**REQUIRED WORK**
Reproduce all entries precisely, down to the last character.

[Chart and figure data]
——————

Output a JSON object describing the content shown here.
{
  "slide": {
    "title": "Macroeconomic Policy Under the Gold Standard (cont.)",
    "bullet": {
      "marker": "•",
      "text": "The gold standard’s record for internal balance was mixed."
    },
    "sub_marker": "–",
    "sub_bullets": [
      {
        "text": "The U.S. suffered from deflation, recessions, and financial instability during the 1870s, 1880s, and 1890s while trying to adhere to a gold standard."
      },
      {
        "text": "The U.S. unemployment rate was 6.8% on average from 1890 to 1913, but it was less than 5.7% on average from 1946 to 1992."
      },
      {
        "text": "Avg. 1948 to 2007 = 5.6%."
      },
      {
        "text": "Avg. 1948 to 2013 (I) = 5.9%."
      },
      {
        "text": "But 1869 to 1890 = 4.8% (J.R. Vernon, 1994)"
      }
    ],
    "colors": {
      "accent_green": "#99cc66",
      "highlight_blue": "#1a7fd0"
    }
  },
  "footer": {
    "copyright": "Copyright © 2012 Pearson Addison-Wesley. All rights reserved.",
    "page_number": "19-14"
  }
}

——————

**FINAL ANSWER**
Output a JSON object describing the content shown here.
{
  "slide": {
    "title": "Macroeconomic Policy Under the Gold Standard (cont.)",
    "bullet": {
      "marker": "•",
      "text": "The gold standard’s record for internal balance was mixed."
    },
    "sub_marker": "–",
    "sub_bullets": [
      {
        "text": "The U.S. suffered from deflation, recessions, and financial instability during the 1870s, 1880s, and 1890s while trying to adhere to a gold standard."
      },
      {
        "text": "The U.S. unemployment rate was 6.8% on average from 1890 to 1913, but it was less than 5.7% on average from 1946 to 1992."
      },
      {
        "text": "Avg. 1948 to 2007 = 5.6%."
      },
      {
        "text": "Avg. 1948 to 2013 (I) = 5.9%."
      },
      {
        "text": "But 1869 to 1890 = 4.8% (J.R. Vernon, 1994)"
      }
    ],
    "colors": {
      "accent_green": "#99cc66",
      "highlight_blue": "#1a7fd0"
    }
  },
  "footer": {
    "copyright": "Copyright © 2012 Pearson Addison-Wesley. All rights reserved.",
    "page_number": "19-14"
  }
}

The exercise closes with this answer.